JOB — Output every entry exactly as written.

Collection entries —
⁂
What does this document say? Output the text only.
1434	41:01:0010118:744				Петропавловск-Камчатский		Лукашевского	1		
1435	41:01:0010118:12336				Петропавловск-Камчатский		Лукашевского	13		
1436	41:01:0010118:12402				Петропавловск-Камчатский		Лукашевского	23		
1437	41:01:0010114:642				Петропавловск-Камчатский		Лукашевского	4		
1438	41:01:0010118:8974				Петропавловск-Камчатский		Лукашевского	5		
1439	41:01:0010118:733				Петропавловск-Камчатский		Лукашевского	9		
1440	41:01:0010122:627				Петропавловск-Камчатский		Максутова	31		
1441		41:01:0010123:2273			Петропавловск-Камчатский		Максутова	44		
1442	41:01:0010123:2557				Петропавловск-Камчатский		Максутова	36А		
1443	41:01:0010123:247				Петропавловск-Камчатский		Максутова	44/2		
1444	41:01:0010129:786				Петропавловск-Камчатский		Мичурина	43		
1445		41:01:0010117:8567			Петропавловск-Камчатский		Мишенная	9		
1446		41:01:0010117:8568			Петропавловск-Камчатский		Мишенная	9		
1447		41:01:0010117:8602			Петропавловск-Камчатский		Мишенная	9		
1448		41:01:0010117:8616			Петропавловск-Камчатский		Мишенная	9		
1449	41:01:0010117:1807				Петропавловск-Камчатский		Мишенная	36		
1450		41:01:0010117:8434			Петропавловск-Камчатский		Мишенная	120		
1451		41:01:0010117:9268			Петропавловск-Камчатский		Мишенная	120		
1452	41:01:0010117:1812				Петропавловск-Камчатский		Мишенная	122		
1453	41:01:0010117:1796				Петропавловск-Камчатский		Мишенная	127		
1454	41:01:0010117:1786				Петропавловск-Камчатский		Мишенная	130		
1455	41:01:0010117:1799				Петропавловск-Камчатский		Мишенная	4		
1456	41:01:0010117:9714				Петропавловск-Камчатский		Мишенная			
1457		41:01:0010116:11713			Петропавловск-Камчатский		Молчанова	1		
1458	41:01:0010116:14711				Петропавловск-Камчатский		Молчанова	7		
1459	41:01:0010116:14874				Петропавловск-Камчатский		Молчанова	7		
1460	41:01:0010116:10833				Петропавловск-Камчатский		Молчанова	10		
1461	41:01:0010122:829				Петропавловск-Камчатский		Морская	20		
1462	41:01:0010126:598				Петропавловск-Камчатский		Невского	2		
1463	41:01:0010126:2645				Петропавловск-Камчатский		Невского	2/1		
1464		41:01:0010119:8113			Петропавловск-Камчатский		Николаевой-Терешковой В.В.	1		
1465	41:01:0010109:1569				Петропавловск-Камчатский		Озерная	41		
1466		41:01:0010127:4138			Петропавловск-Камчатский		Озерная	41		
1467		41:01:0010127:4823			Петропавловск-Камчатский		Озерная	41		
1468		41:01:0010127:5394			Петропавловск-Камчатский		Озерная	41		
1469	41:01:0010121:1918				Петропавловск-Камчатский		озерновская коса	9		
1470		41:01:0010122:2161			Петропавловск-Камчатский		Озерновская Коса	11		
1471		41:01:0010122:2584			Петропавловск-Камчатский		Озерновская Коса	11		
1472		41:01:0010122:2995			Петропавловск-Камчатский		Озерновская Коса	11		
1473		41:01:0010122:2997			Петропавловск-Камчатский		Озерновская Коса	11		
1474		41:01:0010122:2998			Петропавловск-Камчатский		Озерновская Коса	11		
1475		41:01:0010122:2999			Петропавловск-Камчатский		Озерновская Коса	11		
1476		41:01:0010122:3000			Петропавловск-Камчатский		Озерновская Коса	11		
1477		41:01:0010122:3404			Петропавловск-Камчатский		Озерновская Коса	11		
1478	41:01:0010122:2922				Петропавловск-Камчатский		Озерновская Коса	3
⁂
EXERCISE OUTPUT —
What does this document say? Output the text only.
1434	41:01:0010118:744				Петропавловск-Камчатский		Лукашевского	1		
1435	41:01:0010118:12336				Петропавловск-Камчатский		Лукашевского	13		
1436	41:01:0010118:12402				Петропавловск-Камчатский		Лукашевского	23		
1437	41:01:0010114:642				Петропавловск-Камчатский		Лукашевского	4		
1438	41:01:0010118:8974				Петропавловск-Камчатский		Лукашевского	5		
1439	41:01:0010118:733				Петропавловск-Камчатский		Лукашевского	9		
1440	41:01:0010122:627				Петропавловск-Камчатский		Максутова	31		
1441		41:01:0010123:2273			Петропавловск-Камчатский		Максутова	44		
1442	41:01:0010123:2557				Петропавловск-Камчатский		Максутова	36А		
1443	41:01:0010123:247				Петропавловск-Камчатский		Максутова	44/2		
1444	41:01:0010129:786				Петропавловск-Камчатский		Мичурина	43		
1445		41:01:0010117:8567			Петропавловск-Камчатский		Мишенная	9		
1446		41:01:0010117:8568			Петропавловск-Камчатский		Мишенная	9		
1447		41:01:0010117:8602			Петропавловск-Камчатский		Мишенная	9		
1448		41:01:0010117:8616			Петропавловск-Камчатский		Мишенная	9		
1449	41:01:0010117:1807				Петропавловск-Камчатский		Мишенная	36		
1450		41:01:0010117:8434			Петропавловск-Камчатский		Мишенная	120		
1451		41:01:0010117:9268			Петропавловск-Камчатский		Мишенная	120		
1452	41:01:0010117:1812				Петропавловск-Камчатский		Мишенная	122		
1453	41:01:0010117:1796				Петропавловск-Камчатский		Мишенная	127		
1454	41:01:0010117:1786				Петропавловск-Камчатский		Мишенная	130		
1455	41:01:0010117:1799				Петропавловск-Камчатский		Мишенная	4		
1456	41:01:0010117:9714				Петропавловск-Камчатский		Мишенная			
1457		41:01:0010116:11713			Петропавловск-Камчатский		Молчанова	1		
1458	41:01:0010116:14711				Петропавловск-Камчатский		Молчанова	7		
1459	41:01:0010116:14874				Петропавловск-Камчатский		Молчанова	7		
1460	41:01:0010116:10833				Петропавловск-Камчатский		Молчанова	10		
1461	41:01:0010122:829				Петропавловск-Камчатский		Морская	20		
1462	41:01:0010126:598				Петропавловск-Камчатский		Невского	2		
1463	41:01:0010126:2645				Петропавловск-Камчатский		Невского	2/1		
1464		41:01:0010119:8113			Петропавловск-Камчатский		Николаевой-Терешковой В.В.	1		
1465	41:01:0010109:1569				Петропавловск-Камчатский		Озерная	41		
1466		41:01:0010127:4138			Петропавловск-Камчатский		Озерная	41		
1467		41:01:0010127:4823			Петропавловск-Камчатский		Озерная	41		
1468		41:01:0010127:5394			Петропавловск-Камчатский		Озерная	41		
1469	41:01:0010121:1918				Петропавловск-Камчатский		озерновская коса	9		
1470		41:01:0010122:2161			Петропавловск-Камчатский		Озерновская Коса	11		
1471		41:01:0010122:2584			Петропавловск-Камчатский		Озерновская Коса	11		
1472		41:01:0010122:2995			Петропавловск-Камчатский		Озерновская Коса	11		
1473		41:01:0010122:2997			Петропавловск-Камчатский		Озерновская Коса	11		
1474		41:01:0010122:2998			Петропавловск-Камчатский		Озерновская Коса	11		
1475		41:01:0010122:2999			Петропавловск-Камчатский		Озерновская Коса	11		
1476		41:01:0010122:3000			Петропавловск-Камчатский		Озерновская Коса	11		
1477		41:01:0010122:3404			Петропавловск-Камчатский		Озерновская Коса	11		
1478	41:01:0010122:2922				Петропавловск-Камчатский		Озерновская Коса	3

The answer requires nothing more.